Give the data a second time, exactly and in full.
-- Start of DATA PROVIDED --
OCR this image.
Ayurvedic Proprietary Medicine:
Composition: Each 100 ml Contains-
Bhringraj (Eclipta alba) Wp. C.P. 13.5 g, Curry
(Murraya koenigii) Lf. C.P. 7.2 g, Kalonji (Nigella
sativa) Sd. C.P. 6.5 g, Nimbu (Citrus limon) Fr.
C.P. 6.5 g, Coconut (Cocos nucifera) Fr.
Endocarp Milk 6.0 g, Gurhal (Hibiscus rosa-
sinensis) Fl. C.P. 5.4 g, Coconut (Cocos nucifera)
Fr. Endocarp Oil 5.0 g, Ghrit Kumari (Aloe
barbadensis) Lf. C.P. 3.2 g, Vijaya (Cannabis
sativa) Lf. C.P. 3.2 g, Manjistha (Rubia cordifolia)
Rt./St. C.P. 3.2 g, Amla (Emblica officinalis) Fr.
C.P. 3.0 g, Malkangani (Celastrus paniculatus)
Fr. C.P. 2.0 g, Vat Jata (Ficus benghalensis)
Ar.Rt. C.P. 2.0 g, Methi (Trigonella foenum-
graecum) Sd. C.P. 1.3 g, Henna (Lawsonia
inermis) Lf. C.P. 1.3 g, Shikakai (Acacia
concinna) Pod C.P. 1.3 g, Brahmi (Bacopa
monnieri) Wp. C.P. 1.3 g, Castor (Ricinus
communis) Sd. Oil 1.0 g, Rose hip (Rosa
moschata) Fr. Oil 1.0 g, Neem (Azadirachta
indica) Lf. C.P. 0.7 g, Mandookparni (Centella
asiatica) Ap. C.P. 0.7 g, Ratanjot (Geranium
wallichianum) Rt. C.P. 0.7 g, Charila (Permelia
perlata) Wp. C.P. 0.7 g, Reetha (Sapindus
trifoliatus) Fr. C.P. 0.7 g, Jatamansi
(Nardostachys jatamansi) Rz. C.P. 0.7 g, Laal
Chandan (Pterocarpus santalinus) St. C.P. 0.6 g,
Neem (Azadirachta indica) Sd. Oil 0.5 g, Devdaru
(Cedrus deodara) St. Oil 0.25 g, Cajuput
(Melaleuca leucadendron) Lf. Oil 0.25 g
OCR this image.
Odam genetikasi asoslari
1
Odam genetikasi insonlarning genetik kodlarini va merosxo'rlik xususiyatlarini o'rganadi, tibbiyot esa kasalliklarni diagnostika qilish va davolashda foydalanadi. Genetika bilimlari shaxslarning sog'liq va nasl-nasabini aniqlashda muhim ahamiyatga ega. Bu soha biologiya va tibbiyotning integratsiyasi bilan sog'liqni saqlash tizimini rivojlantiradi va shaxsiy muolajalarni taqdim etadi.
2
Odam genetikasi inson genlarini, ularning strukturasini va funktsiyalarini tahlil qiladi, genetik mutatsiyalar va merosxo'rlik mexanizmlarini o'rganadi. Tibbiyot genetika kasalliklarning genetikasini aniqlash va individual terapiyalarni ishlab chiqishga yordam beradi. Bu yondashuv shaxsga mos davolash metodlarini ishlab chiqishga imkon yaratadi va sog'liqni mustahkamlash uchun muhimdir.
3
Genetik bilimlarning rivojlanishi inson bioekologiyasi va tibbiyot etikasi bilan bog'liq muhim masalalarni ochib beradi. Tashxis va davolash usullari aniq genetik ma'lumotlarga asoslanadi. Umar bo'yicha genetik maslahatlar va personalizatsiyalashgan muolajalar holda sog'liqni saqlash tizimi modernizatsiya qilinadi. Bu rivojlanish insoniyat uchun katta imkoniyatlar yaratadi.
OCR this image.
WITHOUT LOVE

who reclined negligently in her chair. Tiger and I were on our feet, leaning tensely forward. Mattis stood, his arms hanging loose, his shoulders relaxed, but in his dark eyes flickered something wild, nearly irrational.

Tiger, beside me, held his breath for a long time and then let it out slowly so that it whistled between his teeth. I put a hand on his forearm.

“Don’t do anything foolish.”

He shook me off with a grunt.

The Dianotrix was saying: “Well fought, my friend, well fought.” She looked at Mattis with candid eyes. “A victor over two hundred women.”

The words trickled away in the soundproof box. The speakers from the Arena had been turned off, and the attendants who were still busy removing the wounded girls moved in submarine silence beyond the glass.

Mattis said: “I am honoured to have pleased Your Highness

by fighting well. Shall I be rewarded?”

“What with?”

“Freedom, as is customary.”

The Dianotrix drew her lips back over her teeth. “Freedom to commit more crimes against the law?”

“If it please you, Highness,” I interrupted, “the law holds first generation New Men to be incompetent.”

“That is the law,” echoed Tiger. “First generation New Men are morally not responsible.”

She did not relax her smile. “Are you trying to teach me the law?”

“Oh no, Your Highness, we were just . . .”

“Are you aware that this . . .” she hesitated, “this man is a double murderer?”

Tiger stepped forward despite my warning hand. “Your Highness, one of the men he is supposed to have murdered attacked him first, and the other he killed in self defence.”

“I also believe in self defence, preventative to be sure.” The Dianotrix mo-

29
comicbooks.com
-- End of DATA PROVIDED --
EXERCISE RESULT –
OCR this image.
Ayurvedic Proprietary Medicine:
Composition: Each 100 ml Contains-
Bhringraj (Eclipta alba) Wp. C.P. 13.5 g, Curry
(Murraya koenigii) Lf. C.P. 7.2 g, Kalonji (Nigella
sativa) Sd. C.P. 6.5 g, Nimbu (Citrus limon) Fr.
C.P. 6.5 g, Coconut (Cocos nucifera) Fr.
Endocarp Milk 6.0 g, Gurhal (Hibiscus rosa-
sinensis) Fl. C.P. 5.4 g, Coconut (Cocos nucifera)
Fr. Endocarp Oil 5.0 g, Ghrit Kumari (Aloe
barbadensis) Lf. C.P. 3.2 g, Vijaya (Cannabis
sativa) Lf. C.P. 3.2 g, Manjistha (Rubia cordifolia)
Rt./St. C.P. 3.2 g, Amla (Emblica officinalis) Fr.
C.P. 3.0 g, Malkangani (Celastrus paniculatus)
Fr. C.P. 2.0 g, Vat Jata (Ficus benghalensis)
Ar.Rt. C.P. 2.0 g, Methi (Trigonella foenum-
graecum) Sd. C.P. 1.3 g, Henna (Lawsonia
inermis) Lf. C.P. 1.3 g, Shikakai (Acacia
concinna) Pod C.P. 1.3 g, Brahmi (Bacopa
monnieri) Wp. C.P. 1.3 g, Castor (Ricinus
communis) Sd. Oil 1.0 g, Rose hip (Rosa
moschata) Fr. Oil 1.0 g, Neem (Azadirachta
indica) Lf. C.P. 0.7 g, Mandookparni (Centella
asiatica) Ap. C.P. 0.7 g, Ratanjot (Geranium
wallichianum) Rt. C.P. 0.7 g, Charila (Permelia
perlata) Wp. C.P. 0.7 g, Reetha (Sapindus
trifoliatus) Fr. C.P. 0.7 g, Jatamansi
(Nardostachys jatamansi) Rz. C.P. 0.7 g, Laal
Chandan (Pterocarpus santalinus) St. C.P. 0.6 g,
Neem (Azadirachta indica) Sd. Oil 0.5 g, Devdaru
(Cedrus deodara) St. Oil 0.25 g, Cajuput
(Melaleuca leucadendron) Lf. Oil 0.25 g
OCR this image.
Odam genetikasi asoslari
1
Odam genetikasi insonlarning genetik kodlarini va merosxo'rlik xususiyatlarini o'rganadi, tibbiyot esa kasalliklarni diagnostika qilish va davolashda foydalanadi. Genetika bilimlari shaxslarning sog'liq va nasl-nasabini aniqlashda muhim ahamiyatga ega. Bu soha biologiya va tibbiyotning integratsiyasi bilan sog'liqni saqlash tizimini rivojlantiradi va shaxsiy muolajalarni taqdim etadi.
2
Odam genetikasi inson genlarini, ularning strukturasini va funktsiyalarini tahlil qiladi, genetik mutatsiyalar va merosxo'rlik mexanizmlarini o'rganadi. Tibbiyot genetika kasalliklarning genetikasini aniqlash va individual terapiyalarni ishlab chiqishga yordam beradi. Bu yondashuv shaxsga mos davolash metodlarini ishlab chiqishga imkon yaratadi va sog'liqni mustahkamlash uchun muhimdir.
3
Genetik bilimlarning rivojlanishi inson bioekologiyasi va tibbiyot etikasi bilan bog'liq muhim masalalarni ochib beradi. Tashxis va davolash usullari aniq genetik ma'lumotlarga asoslanadi. Umar bo'yicha genetik maslahatlar va personalizatsiyalashgan muolajalar holda sog'liqni saqlash tizimi modernizatsiya qilinadi. Bu rivojlanish insoniyat uchun katta imkoniyatlar yaratadi.
OCR this image.
WITHOUT LOVE

who reclined negligently in her chair. Tiger and I were on our feet, leaning tensely forward. Mattis stood, his arms hanging loose, his shoulders relaxed, but in his dark eyes flickered something wild, nearly irrational.

Tiger, beside me, held his breath for a long time and then let it out slowly so that it whistled between his teeth. I put a hand on his forearm.

“Don’t do anything foolish.”

He shook me off with a grunt.

The Dianotrix was saying: “Well fought, my friend, well fought.” She looked at Mattis with candid eyes. “A victor over two hundred women.”

The words trickled away in the soundproof box. The speakers from the Arena had been turned off, and the attendants who were still busy removing the wounded girls moved in submarine silence beyond the glass.

Mattis said: “I am honoured to have pleased Your Highness

by fighting well. Shall I be rewarded?”

“What with?”

“Freedom, as is customary.”

The Dianotrix drew her lips back over her teeth. “Freedom to commit more crimes against the law?”

“If it please you, Highness,” I interrupted, “the law holds first generation New Men to be incompetent.”

“That is the law,” echoed Tiger. “First generation New Men are morally not responsible.”

She did not relax her smile. “Are you trying to teach me the law?”

“Oh no, Your Highness, we were just . . .”

“Are you aware that this . . .” she hesitated, “this man is a double murderer?”

Tiger stepped forward despite my warning hand. “Your Highness, one of the men he is supposed to have murdered attacked him first, and the other he killed in self defence.”

“I also believe in self defence, preventative to be sure.” The Dianotrix mo-

29
comicbooks.com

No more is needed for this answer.